== Requirement ==
Which lines below hold the word "name"? Copy all of them.
-------------------------
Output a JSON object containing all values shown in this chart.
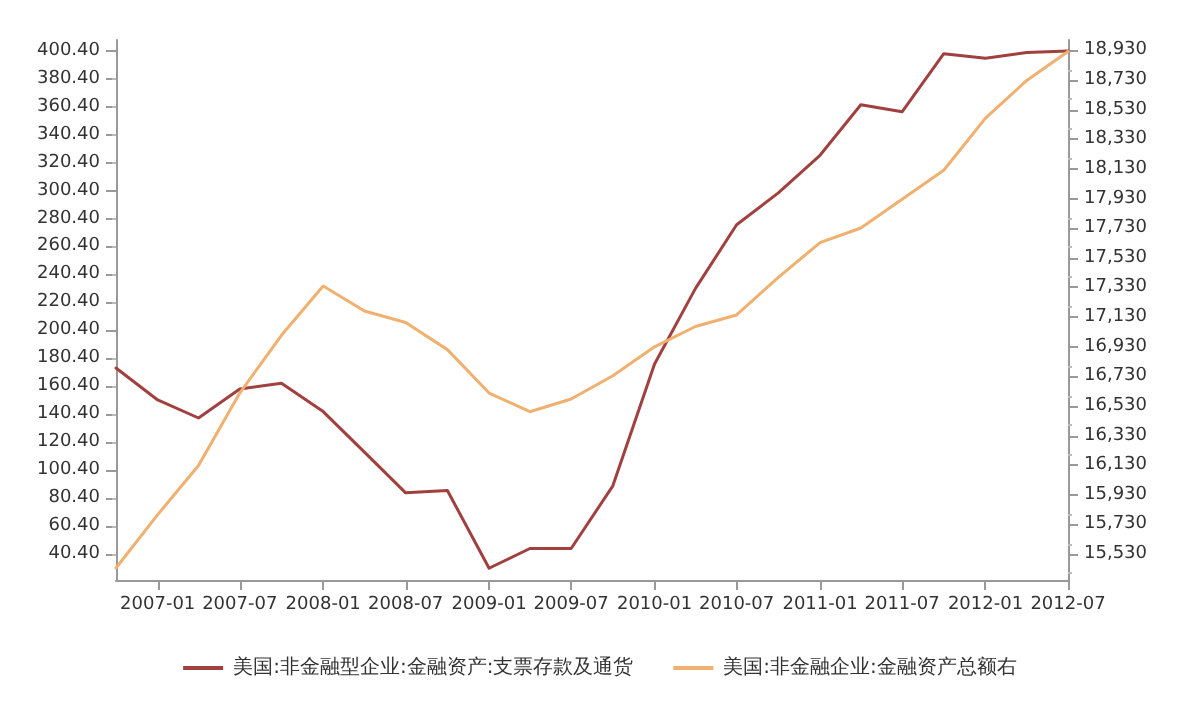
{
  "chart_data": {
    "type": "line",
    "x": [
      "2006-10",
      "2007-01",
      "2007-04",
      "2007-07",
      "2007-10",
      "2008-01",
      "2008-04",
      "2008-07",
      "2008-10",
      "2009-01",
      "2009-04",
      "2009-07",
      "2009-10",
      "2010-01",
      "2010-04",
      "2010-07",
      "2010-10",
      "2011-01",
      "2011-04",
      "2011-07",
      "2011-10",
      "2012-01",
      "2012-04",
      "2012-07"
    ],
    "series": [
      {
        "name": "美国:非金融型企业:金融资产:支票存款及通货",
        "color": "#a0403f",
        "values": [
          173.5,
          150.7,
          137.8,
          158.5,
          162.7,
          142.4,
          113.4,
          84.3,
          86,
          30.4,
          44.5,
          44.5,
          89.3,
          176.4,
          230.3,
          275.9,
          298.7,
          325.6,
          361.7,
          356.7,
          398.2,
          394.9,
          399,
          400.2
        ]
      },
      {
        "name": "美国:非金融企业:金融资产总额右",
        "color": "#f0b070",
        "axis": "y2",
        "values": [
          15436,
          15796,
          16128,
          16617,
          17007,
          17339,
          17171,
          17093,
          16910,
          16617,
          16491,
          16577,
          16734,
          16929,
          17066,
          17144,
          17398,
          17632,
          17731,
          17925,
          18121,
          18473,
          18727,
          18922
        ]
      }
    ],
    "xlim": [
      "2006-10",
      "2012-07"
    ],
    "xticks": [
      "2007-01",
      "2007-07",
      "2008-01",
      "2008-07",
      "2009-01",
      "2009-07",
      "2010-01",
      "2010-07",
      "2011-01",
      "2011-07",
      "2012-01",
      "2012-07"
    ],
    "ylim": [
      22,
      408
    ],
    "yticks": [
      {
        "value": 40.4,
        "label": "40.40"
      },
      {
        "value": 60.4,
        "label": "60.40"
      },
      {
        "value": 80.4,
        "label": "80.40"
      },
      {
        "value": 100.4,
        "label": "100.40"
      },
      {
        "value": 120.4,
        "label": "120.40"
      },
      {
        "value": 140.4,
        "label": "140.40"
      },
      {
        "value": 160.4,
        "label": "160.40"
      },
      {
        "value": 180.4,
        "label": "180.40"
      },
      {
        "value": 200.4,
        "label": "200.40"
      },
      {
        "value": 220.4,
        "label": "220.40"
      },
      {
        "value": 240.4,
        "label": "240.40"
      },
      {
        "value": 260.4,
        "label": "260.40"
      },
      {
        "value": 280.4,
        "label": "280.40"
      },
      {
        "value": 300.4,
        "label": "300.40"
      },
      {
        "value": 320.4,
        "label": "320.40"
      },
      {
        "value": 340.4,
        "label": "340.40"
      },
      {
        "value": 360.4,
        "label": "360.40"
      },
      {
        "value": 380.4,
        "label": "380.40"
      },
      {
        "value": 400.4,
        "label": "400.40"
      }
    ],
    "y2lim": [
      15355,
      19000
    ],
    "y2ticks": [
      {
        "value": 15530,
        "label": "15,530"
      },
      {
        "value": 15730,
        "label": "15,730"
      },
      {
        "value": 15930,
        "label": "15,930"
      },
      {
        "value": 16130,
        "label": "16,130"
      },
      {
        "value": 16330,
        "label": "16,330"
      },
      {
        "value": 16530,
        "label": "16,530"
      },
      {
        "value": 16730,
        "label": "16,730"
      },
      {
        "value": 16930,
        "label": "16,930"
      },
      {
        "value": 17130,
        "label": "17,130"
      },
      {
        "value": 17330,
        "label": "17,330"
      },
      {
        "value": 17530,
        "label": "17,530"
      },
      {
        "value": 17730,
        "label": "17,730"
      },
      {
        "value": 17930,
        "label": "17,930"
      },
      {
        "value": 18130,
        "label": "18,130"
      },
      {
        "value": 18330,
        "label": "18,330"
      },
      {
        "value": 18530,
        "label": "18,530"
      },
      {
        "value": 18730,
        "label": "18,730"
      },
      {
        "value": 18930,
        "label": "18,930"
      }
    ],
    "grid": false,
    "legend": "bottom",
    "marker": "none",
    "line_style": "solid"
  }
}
-------------------------
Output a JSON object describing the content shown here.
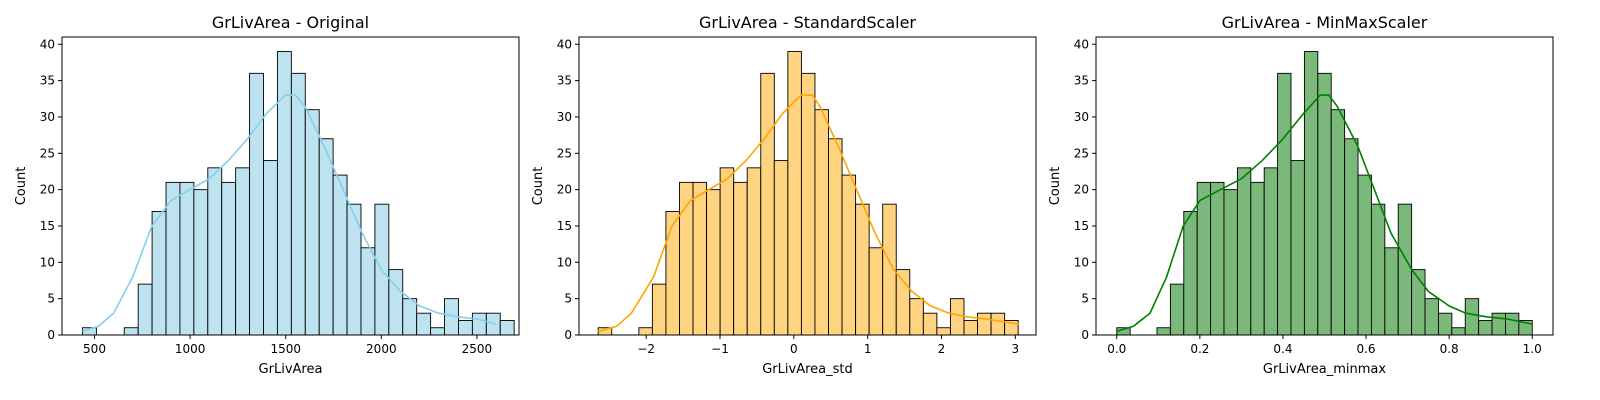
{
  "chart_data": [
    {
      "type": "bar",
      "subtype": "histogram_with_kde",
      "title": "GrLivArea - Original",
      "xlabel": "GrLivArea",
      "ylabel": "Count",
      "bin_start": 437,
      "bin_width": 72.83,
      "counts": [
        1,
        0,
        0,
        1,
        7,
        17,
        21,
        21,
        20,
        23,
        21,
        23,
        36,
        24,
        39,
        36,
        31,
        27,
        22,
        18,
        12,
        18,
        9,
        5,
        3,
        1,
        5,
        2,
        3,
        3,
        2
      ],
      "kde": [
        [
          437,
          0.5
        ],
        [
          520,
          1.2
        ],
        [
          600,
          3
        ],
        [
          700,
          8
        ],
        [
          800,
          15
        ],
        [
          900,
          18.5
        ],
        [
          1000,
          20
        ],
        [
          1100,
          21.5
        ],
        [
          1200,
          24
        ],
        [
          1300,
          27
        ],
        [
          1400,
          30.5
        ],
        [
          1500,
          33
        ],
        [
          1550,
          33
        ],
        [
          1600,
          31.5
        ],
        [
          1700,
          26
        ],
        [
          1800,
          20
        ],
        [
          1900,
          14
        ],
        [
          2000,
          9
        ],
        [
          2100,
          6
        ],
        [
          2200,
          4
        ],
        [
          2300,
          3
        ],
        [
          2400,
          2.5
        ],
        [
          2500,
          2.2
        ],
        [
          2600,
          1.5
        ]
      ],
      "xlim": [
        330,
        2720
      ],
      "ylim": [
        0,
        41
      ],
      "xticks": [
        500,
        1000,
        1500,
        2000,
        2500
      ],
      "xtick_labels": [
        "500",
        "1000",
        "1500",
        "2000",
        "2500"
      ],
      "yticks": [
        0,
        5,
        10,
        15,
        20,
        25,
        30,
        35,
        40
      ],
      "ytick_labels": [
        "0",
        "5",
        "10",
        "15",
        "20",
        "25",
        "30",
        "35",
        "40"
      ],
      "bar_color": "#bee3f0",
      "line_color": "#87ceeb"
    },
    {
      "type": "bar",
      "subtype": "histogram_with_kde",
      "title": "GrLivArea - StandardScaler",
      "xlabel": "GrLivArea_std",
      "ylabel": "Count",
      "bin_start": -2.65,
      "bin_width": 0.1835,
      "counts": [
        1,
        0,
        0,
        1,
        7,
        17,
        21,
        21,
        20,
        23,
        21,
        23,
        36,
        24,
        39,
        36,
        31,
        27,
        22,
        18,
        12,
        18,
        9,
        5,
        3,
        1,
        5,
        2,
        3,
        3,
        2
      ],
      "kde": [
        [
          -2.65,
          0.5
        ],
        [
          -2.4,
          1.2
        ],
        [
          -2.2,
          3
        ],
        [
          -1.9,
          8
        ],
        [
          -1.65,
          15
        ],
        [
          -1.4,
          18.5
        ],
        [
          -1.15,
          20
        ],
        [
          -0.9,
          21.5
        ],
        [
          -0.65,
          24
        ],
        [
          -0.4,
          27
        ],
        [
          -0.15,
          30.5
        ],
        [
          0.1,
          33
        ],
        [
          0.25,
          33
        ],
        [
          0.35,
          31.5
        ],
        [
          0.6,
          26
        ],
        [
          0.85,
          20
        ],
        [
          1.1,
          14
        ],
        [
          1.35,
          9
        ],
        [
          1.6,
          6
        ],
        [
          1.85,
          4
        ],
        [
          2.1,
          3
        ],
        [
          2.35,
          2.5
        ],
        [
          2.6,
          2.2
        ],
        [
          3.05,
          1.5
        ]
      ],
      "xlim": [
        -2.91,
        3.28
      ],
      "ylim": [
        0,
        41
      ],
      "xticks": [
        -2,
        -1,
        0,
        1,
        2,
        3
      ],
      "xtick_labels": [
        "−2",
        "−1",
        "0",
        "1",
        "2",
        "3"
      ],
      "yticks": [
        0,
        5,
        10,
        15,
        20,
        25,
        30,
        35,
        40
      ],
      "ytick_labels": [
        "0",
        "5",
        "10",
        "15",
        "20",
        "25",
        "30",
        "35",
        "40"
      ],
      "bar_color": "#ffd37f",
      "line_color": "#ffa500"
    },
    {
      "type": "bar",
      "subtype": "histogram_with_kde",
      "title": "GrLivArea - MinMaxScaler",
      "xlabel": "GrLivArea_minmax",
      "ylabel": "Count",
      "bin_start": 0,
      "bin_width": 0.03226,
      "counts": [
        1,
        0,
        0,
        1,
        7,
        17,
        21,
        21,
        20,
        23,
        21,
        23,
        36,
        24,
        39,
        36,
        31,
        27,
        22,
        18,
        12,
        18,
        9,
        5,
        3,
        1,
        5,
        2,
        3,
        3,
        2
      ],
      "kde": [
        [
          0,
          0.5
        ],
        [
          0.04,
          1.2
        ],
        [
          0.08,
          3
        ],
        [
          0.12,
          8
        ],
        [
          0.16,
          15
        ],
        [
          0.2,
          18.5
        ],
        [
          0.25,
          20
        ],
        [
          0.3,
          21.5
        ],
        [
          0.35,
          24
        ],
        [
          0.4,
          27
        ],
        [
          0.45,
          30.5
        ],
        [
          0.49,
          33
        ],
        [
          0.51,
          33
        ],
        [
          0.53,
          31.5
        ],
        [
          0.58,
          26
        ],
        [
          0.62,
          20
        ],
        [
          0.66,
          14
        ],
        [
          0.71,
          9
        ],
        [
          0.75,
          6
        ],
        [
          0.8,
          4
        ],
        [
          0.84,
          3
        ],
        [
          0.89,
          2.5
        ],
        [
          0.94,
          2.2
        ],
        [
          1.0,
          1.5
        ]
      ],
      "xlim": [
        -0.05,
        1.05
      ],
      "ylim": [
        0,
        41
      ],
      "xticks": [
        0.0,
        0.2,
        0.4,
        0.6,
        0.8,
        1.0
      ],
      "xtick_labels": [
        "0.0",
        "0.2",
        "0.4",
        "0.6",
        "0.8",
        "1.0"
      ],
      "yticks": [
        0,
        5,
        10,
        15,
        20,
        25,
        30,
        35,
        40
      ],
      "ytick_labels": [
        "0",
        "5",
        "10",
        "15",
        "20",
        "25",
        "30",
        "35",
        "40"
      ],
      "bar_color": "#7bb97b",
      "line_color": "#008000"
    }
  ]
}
-------------------------
== Exercise answer ==
        "name": "美国:非金融型企业:金融资产:支票存款及通货",
        "name": "美国:非金融企业:金融资产总额右",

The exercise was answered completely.